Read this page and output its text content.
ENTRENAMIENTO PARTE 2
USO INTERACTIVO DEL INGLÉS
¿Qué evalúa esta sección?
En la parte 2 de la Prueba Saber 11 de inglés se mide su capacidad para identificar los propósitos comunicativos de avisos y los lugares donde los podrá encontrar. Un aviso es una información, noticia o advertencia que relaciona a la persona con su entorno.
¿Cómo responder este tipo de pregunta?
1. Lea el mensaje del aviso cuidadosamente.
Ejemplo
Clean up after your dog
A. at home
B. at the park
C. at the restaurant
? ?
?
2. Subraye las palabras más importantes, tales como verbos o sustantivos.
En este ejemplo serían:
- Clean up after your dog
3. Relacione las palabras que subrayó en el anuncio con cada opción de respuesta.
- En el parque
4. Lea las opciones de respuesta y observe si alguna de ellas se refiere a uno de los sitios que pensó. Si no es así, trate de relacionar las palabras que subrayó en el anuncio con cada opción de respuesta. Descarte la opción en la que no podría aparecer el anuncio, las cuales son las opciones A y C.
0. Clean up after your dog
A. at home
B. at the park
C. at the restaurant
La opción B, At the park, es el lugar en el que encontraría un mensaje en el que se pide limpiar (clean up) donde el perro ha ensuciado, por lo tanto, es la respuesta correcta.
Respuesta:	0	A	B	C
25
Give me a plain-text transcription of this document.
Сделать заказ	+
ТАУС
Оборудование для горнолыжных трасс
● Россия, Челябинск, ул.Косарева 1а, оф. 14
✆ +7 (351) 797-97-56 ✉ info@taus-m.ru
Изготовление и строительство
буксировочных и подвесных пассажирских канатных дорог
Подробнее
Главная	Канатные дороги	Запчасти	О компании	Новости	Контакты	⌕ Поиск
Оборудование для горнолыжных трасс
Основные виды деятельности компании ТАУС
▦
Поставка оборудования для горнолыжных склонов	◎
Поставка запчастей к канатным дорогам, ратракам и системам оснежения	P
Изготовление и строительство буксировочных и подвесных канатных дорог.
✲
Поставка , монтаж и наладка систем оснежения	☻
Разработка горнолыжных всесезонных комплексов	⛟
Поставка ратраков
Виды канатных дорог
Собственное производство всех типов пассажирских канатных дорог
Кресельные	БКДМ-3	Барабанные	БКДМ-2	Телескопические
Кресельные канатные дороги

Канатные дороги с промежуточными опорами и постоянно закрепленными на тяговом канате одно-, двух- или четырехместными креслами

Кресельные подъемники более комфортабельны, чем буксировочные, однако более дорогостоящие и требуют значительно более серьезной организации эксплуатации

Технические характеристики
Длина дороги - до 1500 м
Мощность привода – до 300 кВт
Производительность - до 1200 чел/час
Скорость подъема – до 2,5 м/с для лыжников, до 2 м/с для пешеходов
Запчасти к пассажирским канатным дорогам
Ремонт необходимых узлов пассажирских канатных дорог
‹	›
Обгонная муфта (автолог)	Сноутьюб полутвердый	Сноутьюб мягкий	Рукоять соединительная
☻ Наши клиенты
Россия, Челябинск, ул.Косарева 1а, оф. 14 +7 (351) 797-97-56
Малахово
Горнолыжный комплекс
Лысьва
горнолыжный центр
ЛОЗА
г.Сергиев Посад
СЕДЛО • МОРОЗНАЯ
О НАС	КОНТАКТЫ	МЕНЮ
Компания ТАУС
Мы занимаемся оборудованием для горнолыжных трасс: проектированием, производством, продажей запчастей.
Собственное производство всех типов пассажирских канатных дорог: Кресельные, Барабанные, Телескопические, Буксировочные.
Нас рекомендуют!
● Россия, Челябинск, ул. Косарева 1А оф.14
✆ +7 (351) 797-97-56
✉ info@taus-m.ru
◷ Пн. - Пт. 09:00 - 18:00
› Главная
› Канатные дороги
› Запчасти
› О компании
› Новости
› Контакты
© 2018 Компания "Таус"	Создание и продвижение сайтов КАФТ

····················

TO BE DONE: Reproduce each record exactly, leaving nothing out.

WRITTEN RESPONSE:
Read this page and output its text content.
ENTRENAMIENTO PARTE 2
USO INTERACTIVO DEL INGLÉS
¿Qué evalúa esta sección?
En la parte 2 de la Prueba Saber 11 de inglés se mide su capacidad para identificar los propósitos comunicativos de avisos y los lugares donde los podrá encontrar. Un aviso es una información, noticia o advertencia que relaciona a la persona con su entorno.
¿Cómo responder este tipo de pregunta?
1. Lea el mensaje del aviso cuidadosamente.
Ejemplo
Clean up after your dog
A. at home
B. at the park
C. at the restaurant
? ?
?
2. Subraye las palabras más importantes, tales como verbos o sustantivos.
En este ejemplo serían:
- Clean up after your dog
3. Relacione las palabras que subrayó en el anuncio con cada opción de respuesta.
- En el parque
4. Lea las opciones de respuesta y observe si alguna de ellas se refiere a uno de los sitios que pensó. Si no es así, trate de relacionar las palabras que subrayó en el anuncio con cada opción de respuesta. Descarte la opción en la que no podría aparecer el anuncio, las cuales son las opciones A y C.
0. Clean up after your dog
A. at home
B. at the park
C. at the restaurant
La opción B, At the park, es el lugar en el que encontraría un mensaje en el que se pide limpiar (clean up) donde el perro ha ensuciado, por lo tanto, es la respuesta correcta.
Respuesta:	0	A	B	C
25
Give me a plain-text transcription of this document.
Сделать заказ	+
ТАУС
Оборудование для горнолыжных трасс
● Россия, Челябинск, ул.Косарева 1а, оф. 14
✆ +7 (351) 797-97-56 ✉ info@taus-m.ru
Изготовление и строительство
буксировочных и подвесных пассажирских канатных дорог
Подробнее
Главная	Канатные дороги	Запчасти	О компании	Новости	Контакты	⌕ Поиск
Оборудование для горнолыжных трасс
Основные виды деятельности компании ТАУС
▦
Поставка оборудования для горнолыжных склонов	◎
Поставка запчастей к канатным дорогам, ратракам и системам оснежения	P
Изготовление и строительство буксировочных и подвесных канатных дорог.
✲
Поставка , монтаж и наладка систем оснежения	☻
Разработка горнолыжных всесезонных комплексов	⛟
Поставка ратраков
Виды канатных дорог
Собственное производство всех типов пассажирских канатных дорог
Кресельные	БКДМ-3	Барабанные	БКДМ-2	Телескопические
Кресельные канатные дороги

Канатные дороги с промежуточными опорами и постоянно закрепленными на тяговом канате одно-, двух- или четырехместными креслами

Кресельные подъемники более комфортабельны, чем буксировочные, однако более дорогостоящие и требуют значительно более серьезной организации эксплуатации

Технические характеристики
Длина дороги - до 1500 м
Мощность привода – до 300 кВт
Производительность - до 1200 чел/час
Скорость подъема – до 2,5 м/с для лыжников, до 2 м/с для пешеходов
Запчасти к пассажирским канатным дорогам
Ремонт необходимых узлов пассажирских канатных дорог
‹	›
Обгонная муфта (автолог)	Сноутьюб полутвердый	Сноутьюб мягкий	Рукоять соединительная
☻ Наши клиенты
Россия, Челябинск, ул.Косарева 1а, оф. 14 +7 (351) 797-97-56
Малахово
Горнолыжный комплекс
Лысьва
горнолыжный центр
ЛОЗА
г.Сергиев Посад
СЕДЛО • МОРОЗНАЯ
О НАС	КОНТАКТЫ	МЕНЮ
Компания ТАУС
Мы занимаемся оборудованием для горнолыжных трасс: проектированием, производством, продажей запчастей.
Собственное производство всех типов пассажирских канатных дорог: Кресельные, Барабанные, Телескопические, Буксировочные.
Нас рекомендуют!
● Россия, Челябинск, ул. Косарева 1А оф.14
✆ +7 (351) 797-97-56
✉ info@taus-m.ru
◷ Пн. - Пт. 09:00 - 18:00
› Главная
› Канатные дороги
› Запчасти
› О компании
› Новости
› Контакты
© 2018 Компания "Таус"	Создание и продвижение сайтов КАФТ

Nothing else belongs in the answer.